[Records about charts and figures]
--- START ---

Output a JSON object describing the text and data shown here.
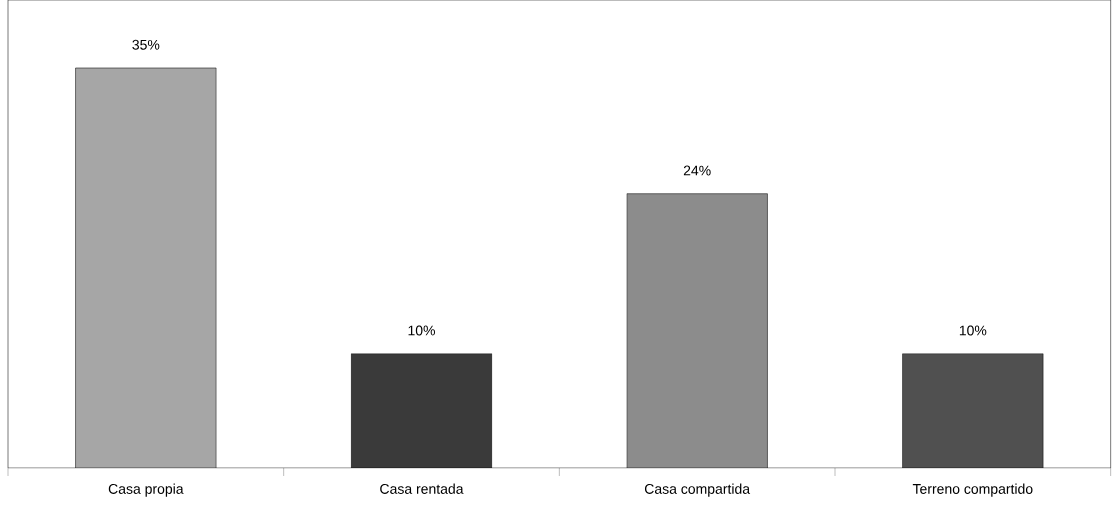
{
  "chart_data": {
    "type": "bar",
    "categories": [
      "Casa propia",
      "Casa rentada",
      "Casa compartida",
      "Terreno compartido"
    ],
    "values": [
      35,
      10,
      24,
      10
    ],
    "colors": [
      "#a6a6a6",
      "#3a3a3a",
      "#8c8c8c",
      "#505050"
    ],
    "value_labels": [
      "35%",
      "10%",
      "24%",
      "10%"
    ]
  }
}
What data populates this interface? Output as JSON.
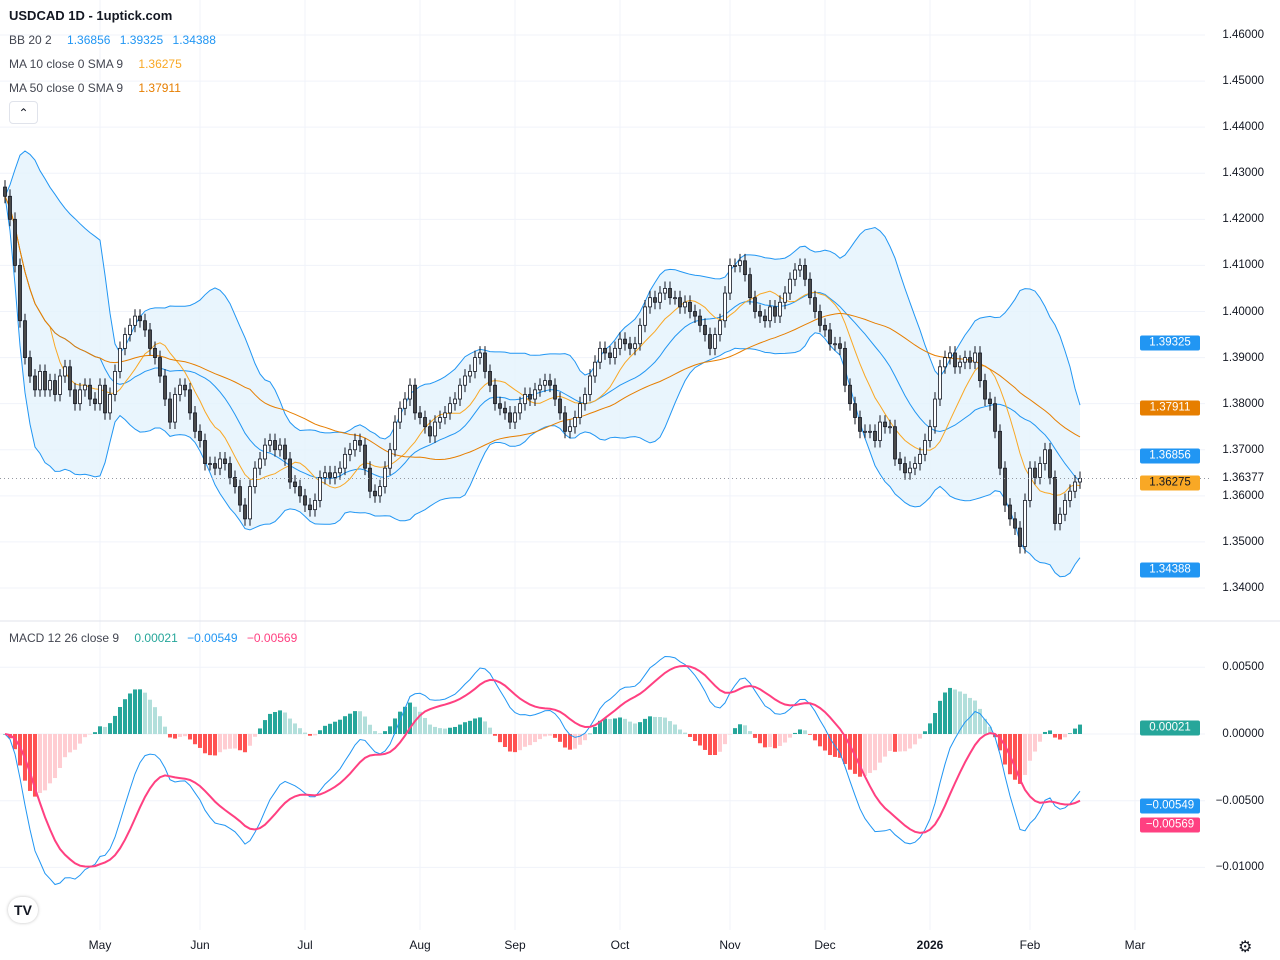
{
  "header": {
    "title": "USDCAD 1D - 1uptick.com"
  },
  "legend": {
    "bb": {
      "label": "BB 20 2",
      "basis": "1.36856",
      "upper": "1.39325",
      "lower": "1.34388"
    },
    "ma10": {
      "label": "MA 10 close 0 SMA 9",
      "value": "1.36275"
    },
    "ma50": {
      "label": "MA 50 close 0 SMA 9",
      "value": "1.37911"
    },
    "macd": {
      "label": "MACD 12 26 close 9",
      "hist": "0.00021",
      "macd": "−0.00549",
      "signal": "−0.00569"
    }
  },
  "collapse_icon": "chevron-up-icon",
  "logo": "TV",
  "settings_icon": "gear-icon",
  "colors": {
    "bb_line": "#2196f3",
    "bb_fill": "#e3f2fd",
    "ma10": "#f9a825",
    "ma50": "#e67e00",
    "macd": "#2196f3",
    "signal": "#ff4081",
    "hist_up_strong": "#26a69a",
    "hist_up_weak": "#b2dfdb",
    "hist_down_strong": "#ff5252",
    "hist_down_weak": "#ffcdd2",
    "candle_up": "#ffffff",
    "candle_down": "#4a4a4a",
    "candle_border": "#131722"
  },
  "chart_data": {
    "type": "candlestick",
    "symbol": "USDCAD",
    "interval": "1D",
    "price_axis": {
      "range": [
        1.34,
        1.46
      ],
      "ticks": [
        "1.46000",
        "1.45000",
        "1.44000",
        "1.43000",
        "1.42000",
        "1.41000",
        "1.40000",
        "1.39000",
        "1.38000",
        "1.37000",
        "1.36000",
        "1.35000",
        "1.34000"
      ]
    },
    "macd_axis": {
      "range": [
        -0.0115,
        0.0065
      ],
      "ticks": [
        "0.00500",
        "0.00000",
        "−0.00500",
        "−0.01000"
      ]
    },
    "time_ticks": [
      {
        "label": "May",
        "bar": 19
      },
      {
        "label": "Jun",
        "bar": 39
      },
      {
        "label": "Jul",
        "bar": 60
      },
      {
        "label": "Aug",
        "bar": 83
      },
      {
        "label": "Sep",
        "bar": 102
      },
      {
        "label": "Oct",
        "bar": 123
      },
      {
        "label": "Nov",
        "bar": 145
      },
      {
        "label": "Dec",
        "bar": 164
      },
      {
        "label": "2026",
        "bar": 185,
        "bold": true
      },
      {
        "label": "Feb",
        "bar": 205
      },
      {
        "label": "Mar",
        "bar": 226
      }
    ],
    "closes": [
      1.425,
      1.42,
      1.41,
      1.398,
      1.39,
      1.386,
      1.383,
      1.387,
      1.383,
      1.385,
      1.382,
      1.386,
      1.388,
      1.383,
      1.38,
      1.383,
      1.384,
      1.381,
      1.38,
      1.384,
      1.378,
      1.382,
      1.387,
      1.392,
      1.395,
      1.397,
      1.399,
      1.398,
      1.396,
      1.392,
      1.39,
      1.386,
      1.381,
      1.376,
      1.382,
      1.384,
      1.383,
      1.378,
      1.374,
      1.372,
      1.367,
      1.367,
      1.366,
      1.368,
      1.367,
      1.364,
      1.362,
      1.358,
      1.355,
      1.362,
      1.366,
      1.368,
      1.371,
      1.372,
      1.37,
      1.371,
      1.368,
      1.363,
      1.362,
      1.36,
      1.358,
      1.357,
      1.359,
      1.364,
      1.365,
      1.364,
      1.365,
      1.366,
      1.369,
      1.37,
      1.372,
      1.371,
      1.366,
      1.361,
      1.36,
      1.362,
      1.366,
      1.37,
      1.376,
      1.379,
      1.381,
      1.384,
      1.378,
      1.377,
      1.375,
      1.373,
      1.376,
      1.377,
      1.378,
      1.38,
      1.381,
      1.384,
      1.386,
      1.387,
      1.39,
      1.391,
      1.387,
      1.384,
      1.38,
      1.379,
      1.378,
      1.376,
      1.378,
      1.38,
      1.382,
      1.381,
      1.383,
      1.384,
      1.385,
      1.384,
      1.381,
      1.378,
      1.374,
      1.375,
      1.377,
      1.38,
      1.382,
      1.386,
      1.389,
      1.392,
      1.391,
      1.39,
      1.392,
      1.394,
      1.393,
      1.392,
      1.393,
      1.397,
      1.401,
      1.403,
      1.402,
      1.404,
      1.405,
      1.403,
      1.403,
      1.401,
      1.402,
      1.4,
      1.399,
      1.397,
      1.395,
      1.392,
      1.395,
      1.398,
      1.404,
      1.41,
      1.41,
      1.411,
      1.408,
      1.403,
      1.4,
      1.399,
      1.398,
      1.401,
      1.399,
      1.402,
      1.404,
      1.407,
      1.409,
      1.41,
      1.407,
      1.403,
      1.4,
      1.397,
      1.396,
      1.393,
      1.393,
      1.392,
      1.384,
      1.38,
      1.377,
      1.374,
      1.374,
      1.374,
      1.372,
      1.376,
      1.375,
      1.375,
      1.368,
      1.367,
      1.365,
      1.366,
      1.367,
      1.369,
      1.372,
      1.375,
      1.381,
      1.388,
      1.39,
      1.391,
      1.388,
      1.389,
      1.39,
      1.389,
      1.391,
      1.385,
      1.381,
      1.38,
      1.374,
      1.366,
      1.358,
      1.355,
      1.353,
      1.349,
      1.359,
      1.366,
      1.364,
      1.367,
      1.37,
      1.364,
      1.354,
      1.356,
      1.359,
      1.361,
      1.363,
      1.36377
    ],
    "last_price": "1.36377",
    "indicators": {
      "bollinger": {
        "length": 20,
        "mult": 2,
        "basis": 1.36856,
        "upper": 1.39325,
        "lower": 1.34388
      },
      "ma10": {
        "length": 10,
        "value": 1.36275
      },
      "ma50": {
        "length": 50,
        "value": 1.37911
      },
      "macd": {
        "fast": 12,
        "slow": 26,
        "signal": 9,
        "hist": 0.00021,
        "macd": -0.00549,
        "signal_value": -0.00569
      }
    }
  }
}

--- END ---

Quote each record exactly as it stands, minus the pictures.

Output a JSON object describing the text and data shown here.
{
  "chart_data": {
    "type": "bar",
    "categories": [
      "Casa propia",
      "Casa rentada",
      "Casa compartida",
      "Terreno compartido"
    ],
    "values": [
      35,
      10,
      24,
      10
    ],
    "colors": [
      "#a6a6a6",
      "#3a3a3a",
      "#8c8c8c",
      "#505050"
    ],
    "value_labels": [
      "35%",
      "10%",
      "24%",
      "10%"
    ]
  }
}
What data populates this interface? Output as JSON.
{
  "header": {
    "title": "USDCAD 1D - 1uptick.com"
  },
  "legend": {
    "bb": {
      "label": "BB 20 2",
      "basis": "1.36856",
      "upper": "1.39325",
      "lower": "1.34388"
    },
    "ma10": {
      "label": "MA 10 close 0 SMA 9",
      "value": "1.36275"
    },
    "ma50": {
      "label": "MA 50 close 0 SMA 9",
      "value": "1.37911"
    },
    "macd": {
      "label": "MACD 12 26 close 9",
      "hist": "0.00021",
      "macd": "−0.00549",
      "signal": "−0.00569"
    }
  },
  "collapse_icon": "chevron-up-icon",
  "logo": "TV",
  "settings_icon": "gear-icon",
  "colors": {
    "bb_line": "#2196f3",
    "bb_fill": "#e3f2fd",
    "ma10": "#f9a825",
    "ma50": "#e67e00",
    "macd": "#2196f3",
    "signal": "#ff4081",
    "hist_up_strong": "#26a69a",
    "hist_up_weak": "#b2dfdb",
    "hist_down_strong": "#ff5252",
    "hist_down_weak": "#ffcdd2",
    "candle_up": "#ffffff",
    "candle_down": "#4a4a4a",
    "candle_border": "#131722"
  },
  "chart_data": {
    "type": "candlestick",
    "symbol": "USDCAD",
    "interval": "1D",
    "price_axis": {
      "range": [
        1.34,
        1.46
      ],
      "ticks": [
        "1.46000",
        "1.45000",
        "1.44000",
        "1.43000",
        "1.42000",
        "1.41000",
        "1.40000",
        "1.39000",
        "1.38000",
        "1.37000",
        "1.36000",
        "1.35000",
        "1.34000"
      ]
    },
    "macd_axis": {
      "range": [
        -0.0115,
        0.0065
      ],
      "ticks": [
        "0.00500",
        "0.00000",
        "−0.00500",
        "−0.01000"
      ]
    },
    "time_ticks": [
      {
        "label": "May",
        "bar": 19
      },
      {
        "label": "Jun",
        "bar": 39
      },
      {
        "label": "Jul",
        "bar": 60
      },
      {
        "label": "Aug",
        "bar": 83
      },
      {
        "label": "Sep",
        "bar": 102
      },
      {
        "label": "Oct",
        "bar": 123
      },
      {
        "label": "Nov",
        "bar": 145
      },
      {
        "label": "Dec",
        "bar": 164
      },
      {
        "label": "2026",
        "bar": 185,
        "bold": true
      },
      {
        "label": "Feb",
        "bar": 205
      },
      {
        "label": "Mar",
        "bar": 226
      }
    ],
    "closes": [
      1.425,
      1.42,
      1.41,
      1.398,
      1.39,
      1.386,
      1.383,
      1.387,
      1.383,
      1.385,
      1.382,
      1.386,
      1.388,
      1.383,
      1.38,
      1.383,
      1.384,
      1.381,
      1.38,
      1.384,
      1.378,
      1.382,
      1.387,
      1.392,
      1.395,
      1.397,
      1.399,
      1.398,
      1.396,
      1.392,
      1.39,
      1.386,
      1.381,
      1.376,
      1.382,
      1.384,
      1.383,
      1.378,
      1.374,
      1.372,
      1.367,
      1.367,
      1.366,
      1.368,
      1.367,
      1.364,
      1.362,
      1.358,
      1.355,
      1.362,
      1.366,
      1.368,
      1.371,
      1.372,
      1.37,
      1.371,
      1.368,
      1.363,
      1.362,
      1.36,
      1.358,
      1.357,
      1.359,
      1.364,
      1.365,
      1.364,
      1.365,
      1.366,
      1.369,
      1.37,
      1.372,
      1.371,
      1.366,
      1.361,
      1.36,
      1.362,
      1.366,
      1.37,
      1.376,
      1.379,
      1.381,
      1.384,
      1.378,
      1.377,
      1.375,
      1.373,
      1.376,
      1.377,
      1.378,
      1.38,
      1.381,
      1.384,
      1.386,
      1.387,
      1.39,
      1.391,
      1.387,
      1.384,
      1.38,
      1.379,
      1.378,
      1.376,
      1.378,
      1.38,
      1.382,
      1.381,
      1.383,
      1.384,
      1.385,
      1.384,
      1.381,
      1.378,
      1.374,
      1.375,
      1.377,
      1.38,
      1.382,
      1.386,
      1.389,
      1.392,
      1.391,
      1.39,
      1.392,
      1.394,
      1.393,
      1.392,
      1.393,
      1.397,
      1.401,
      1.403,
      1.402,
      1.404,
      1.405,
      1.403,
      1.403,
      1.401,
      1.402,
      1.4,
      1.399,
      1.397,
      1.395,
      1.392,
      1.395,
      1.398,
      1.404,
      1.41,
      1.41,
      1.411,
      1.408,
      1.403,
      1.4,
      1.399,
      1.398,
      1.401,
      1.399,
      1.402,
      1.404,
      1.407,
      1.409,
      1.41,
      1.407,
      1.403,
      1.4,
      1.397,
      1.396,
      1.393,
      1.393,
      1.392,
      1.384,
      1.38,
      1.377,
      1.374,
      1.374,
      1.374,
      1.372,
      1.376,
      1.375,
      1.375,
      1.368,
      1.367,
      1.365,
      1.366,
      1.367,
      1.369,
      1.372,
      1.375,
      1.381,
      1.388,
      1.39,
      1.391,
      1.388,
      1.389,
      1.39,
      1.389,
      1.391,
      1.385,
      1.381,
      1.38,
      1.374,
      1.366,
      1.358,
      1.355,
      1.353,
      1.349,
      1.359,
      1.366,
      1.364,
      1.367,
      1.37,
      1.364,
      1.354,
      1.356,
      1.359,
      1.361,
      1.363,
      1.36377
    ],
    "last_price": "1.36377",
    "indicators": {
      "bollinger": {
        "length": 20,
        "mult": 2,
        "basis": 1.36856,
        "upper": 1.39325,
        "lower": 1.34388
      },
      "ma10": {
        "length": 10,
        "value": 1.36275
      },
      "ma50": {
        "length": 50,
        "value": 1.37911
      },
      "macd": {
        "fast": 12,
        "slow": 26,
        "signal": 9,
        "hist": 0.00021,
        "macd": -0.00549,
        "signal_value": -0.00569
      }
    }
  }
}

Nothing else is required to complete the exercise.